• WHAT THIS TASK INVOLVES:
Can you copy out, word for word, only the part of the rows that opens with the line containing "transaction-balance: 0. — [1020, 93, 1180, 110]" and closes with the line containing "confirmed-icon — [20, 269, 74, 285]", including both of those lines?

• SUPPLIED INFORMATION:
--- start ---
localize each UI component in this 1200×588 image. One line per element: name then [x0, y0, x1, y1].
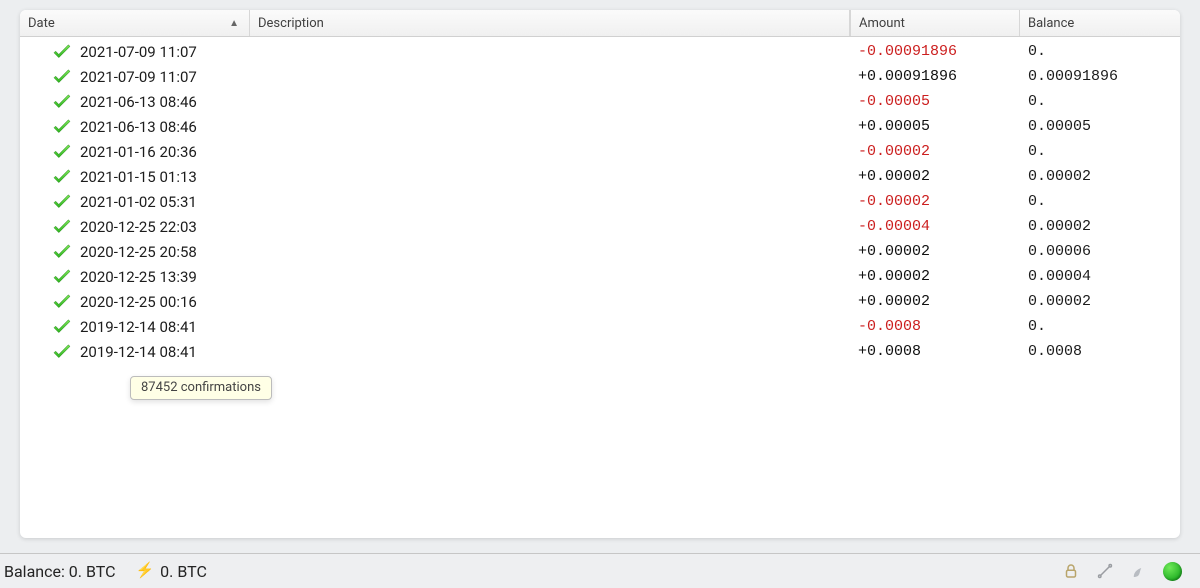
transaction-balance: 0. — [1020, 93, 1180, 110]
column-header-amount[interactable]: Amount — [850, 10, 1020, 36]
confirmed-icon — [20, 344, 74, 360]
sort-asc-icon: ▲ — [229, 18, 239, 29]
transaction-amount: +0.00002 — [850, 293, 1020, 310]
transaction-date: 2020-12-25 00:16 — [74, 293, 250, 311]
transaction-amount: -0.00002 — [850, 193, 1020, 210]
history-panel: Date ▲ Description Amount Balance 2021-0… — [20, 10, 1180, 538]
transaction-row[interactable]: 2019-12-14 08:41 +0.00080.0008 — [20, 339, 1180, 364]
transaction-date: 2021-01-02 05:31 — [74, 193, 250, 211]
transaction-balance: 0. — [1020, 193, 1180, 210]
confirmations-tooltip-text: 87452 confirmations — [141, 380, 261, 395]
confirmed-icon — [20, 294, 74, 310]
transaction-amount: +0.00002 — [850, 168, 1020, 185]
confirmed-icon — [20, 69, 74, 85]
column-header-row: Date ▲ Description Amount Balance — [20, 10, 1180, 37]
confirmed-icon — [20, 119, 74, 135]
confirmed-icon — [20, 44, 74, 60]
transaction-row[interactable]: 2021-01-02 05:31 -0.000020. — [20, 189, 1180, 214]
status-lightning: ⚡ 0. BTC — [135, 562, 206, 581]
transaction-amount: -0.00091896 — [850, 43, 1020, 60]
transaction-row[interactable]: 2021-07-09 11:07 +0.000918960.00091896 — [20, 64, 1180, 89]
confirmed-icon — [20, 269, 74, 285]
transaction-date: 2021-01-15 01:13 — [74, 168, 250, 186]
transaction-balance: 0.00002 — [1020, 168, 1180, 185]
confirmations-tooltip: 87452 confirmations — [130, 376, 272, 400]
transaction-amount: +0.00005 — [850, 118, 1020, 135]
transaction-row[interactable]: 2020-12-25 13:39 +0.000020.00004 — [20, 264, 1180, 289]
column-header-date[interactable]: Date ▲ — [20, 10, 250, 36]
column-header-balance-label: Balance — [1028, 16, 1074, 31]
transaction-row[interactable]: 2019-12-14 08:41 -0.00080. — [20, 314, 1180, 339]
lightning-icon: ⚡ — [135, 561, 154, 579]
column-header-description-label: Description — [258, 16, 324, 31]
transaction-amount: -0.0008 — [850, 318, 1020, 335]
transaction-balance: 0. — [1020, 143, 1180, 160]
transaction-row[interactable]: 2020-12-25 00:16 +0.000020.00002 — [20, 289, 1180, 314]
transaction-balance: 0. — [1020, 318, 1180, 335]
column-header-description[interactable]: Description — [250, 10, 850, 36]
network-status-icon[interactable] — [1163, 562, 1182, 581]
transaction-balance: 0.00091896 — [1020, 68, 1180, 85]
transaction-date: 2020-12-25 20:58 — [74, 243, 250, 261]
transaction-amount: -0.00002 — [850, 143, 1020, 160]
transaction-balance: 0.00005 — [1020, 118, 1180, 135]
transaction-date: 2020-12-25 22:03 — [74, 218, 250, 236]
transaction-balance: 0.00002 — [1020, 218, 1180, 235]
confirmed-icon — [20, 244, 74, 260]
column-header-amount-label: Amount — [859, 16, 905, 31]
transaction-amount: -0.00005 — [850, 93, 1020, 110]
column-header-date-label: Date — [28, 16, 55, 31]
seed-icon[interactable] — [1129, 561, 1149, 581]
transaction-date: 2021-06-13 08:46 — [74, 93, 250, 111]
confirmed-icon — [20, 319, 74, 335]
transaction-date: 2021-01-16 20:36 — [74, 143, 250, 161]
status-lightning-label: 0. BTC — [160, 562, 207, 581]
transaction-list: 2021-07-09 11:07-0.000918960.2021-07-09 … — [20, 37, 1180, 364]
transaction-amount: +0.0008 — [850, 343, 1020, 360]
status-bar: Balance: 0. BTC ⚡ 0. BTC — [0, 553, 1200, 588]
transaction-row[interactable]: 2021-01-15 01:13 +0.000020.00002 — [20, 164, 1180, 189]
transaction-date: 2021-07-09 11:07 — [74, 68, 250, 86]
transaction-balance: 0.00002 — [1020, 293, 1180, 310]
confirmed-icon — [20, 144, 74, 160]
transaction-date: 2021-07-09 11:07 — [74, 43, 250, 61]
confirmed-icon — [20, 94, 74, 110]
transaction-balance: 0. — [1020, 43, 1180, 60]
transaction-row[interactable]: 2021-07-09 11:07 -0.000918960. — [20, 39, 1180, 64]
transaction-amount: +0.00002 — [850, 243, 1020, 260]
column-header-balance[interactable]: Balance — [1020, 10, 1180, 36]
confirmed-icon — [20, 219, 74, 235]
transaction-amount: +0.00091896 — [850, 68, 1020, 85]
transaction-row[interactable]: 2021-06-13 08:46 -0.000050. — [20, 89, 1180, 114]
transaction-amount: +0.00002 — [850, 268, 1020, 285]
transaction-row[interactable]: 2020-12-25 20:58 +0.000020.00006 — [20, 239, 1180, 264]
status-icons — [1061, 561, 1182, 581]
confirmed-icon — [20, 194, 74, 210]
transaction-row[interactable]: 2021-01-16 20:36 -0.000020. — [20, 139, 1180, 164]
transaction-balance: 0.00006 — [1020, 243, 1180, 260]
transaction-balance: 0.00004 — [1020, 268, 1180, 285]
confirmed-icon — [20, 169, 74, 185]
tools-icon[interactable] — [1095, 561, 1115, 581]
transaction-date: 2020-12-25 13:39 — [74, 268, 250, 286]
transaction-row[interactable]: 2020-12-25 22:03 -0.000040.00002 — [20, 214, 1180, 239]
transaction-row[interactable]: 2021-06-13 08:46 +0.000050.00005 — [20, 114, 1180, 139]
transaction-balance: 0.0008 — [1020, 343, 1180, 360]
transaction-amount: -0.00004 — [850, 218, 1020, 235]
transaction-date: 2021-06-13 08:46 — [74, 118, 250, 136]
status-balance: Balance: 0. BTC — [0, 562, 115, 581]
transaction-date: 2019-12-14 08:41 — [74, 343, 250, 361]
transaction-date: 2019-12-14 08:41 — [74, 318, 250, 336]
lock-icon[interactable] — [1061, 561, 1081, 581]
--- end ---
• REPLY:
transaction-balance: 0. — [1020, 93, 1180, 110]
column-header-amount[interactable]: Amount — [850, 10, 1020, 36]
confirmed-icon — [20, 344, 74, 360]
sort-asc-icon: ▲ — [229, 18, 239, 29]
transaction-amount: +0.00002 — [850, 293, 1020, 310]
transaction-date: 2020-12-25 00:16 — [74, 293, 250, 311]
transaction-amount: -0.00002 — [850, 193, 1020, 210]
history-panel: Date ▲ Description Amount Balance 2021-0… — [20, 10, 1180, 538]
transaction-row[interactable]: 2019-12-14 08:41 +0.00080.0008 — [20, 339, 1180, 364]
transaction-date: 2021-01-02 05:31 — [74, 193, 250, 211]
transaction-balance: 0. — [1020, 193, 1180, 210]
confirmations-tooltip-text: 87452 confirmations — [141, 380, 261, 395]
confirmed-icon — [20, 294, 74, 310]
transaction-amount: +0.00002 — [850, 168, 1020, 185]
confirmed-icon — [20, 69, 74, 85]
column-header-row: Date ▲ Description Amount Balance — [20, 10, 1180, 37]
confirmed-icon — [20, 119, 74, 135]
confirmed-icon — [20, 44, 74, 60]
transaction-row[interactable]: 2021-01-02 05:31 -0.000020. — [20, 189, 1180, 214]
status-lightning: ⚡ 0. BTC — [135, 562, 206, 581]
transaction-amount: -0.00091896 — [850, 43, 1020, 60]
transaction-row[interactable]: 2021-07-09 11:07 +0.000918960.00091896 — [20, 64, 1180, 89]
confirmed-icon — [20, 269, 74, 285]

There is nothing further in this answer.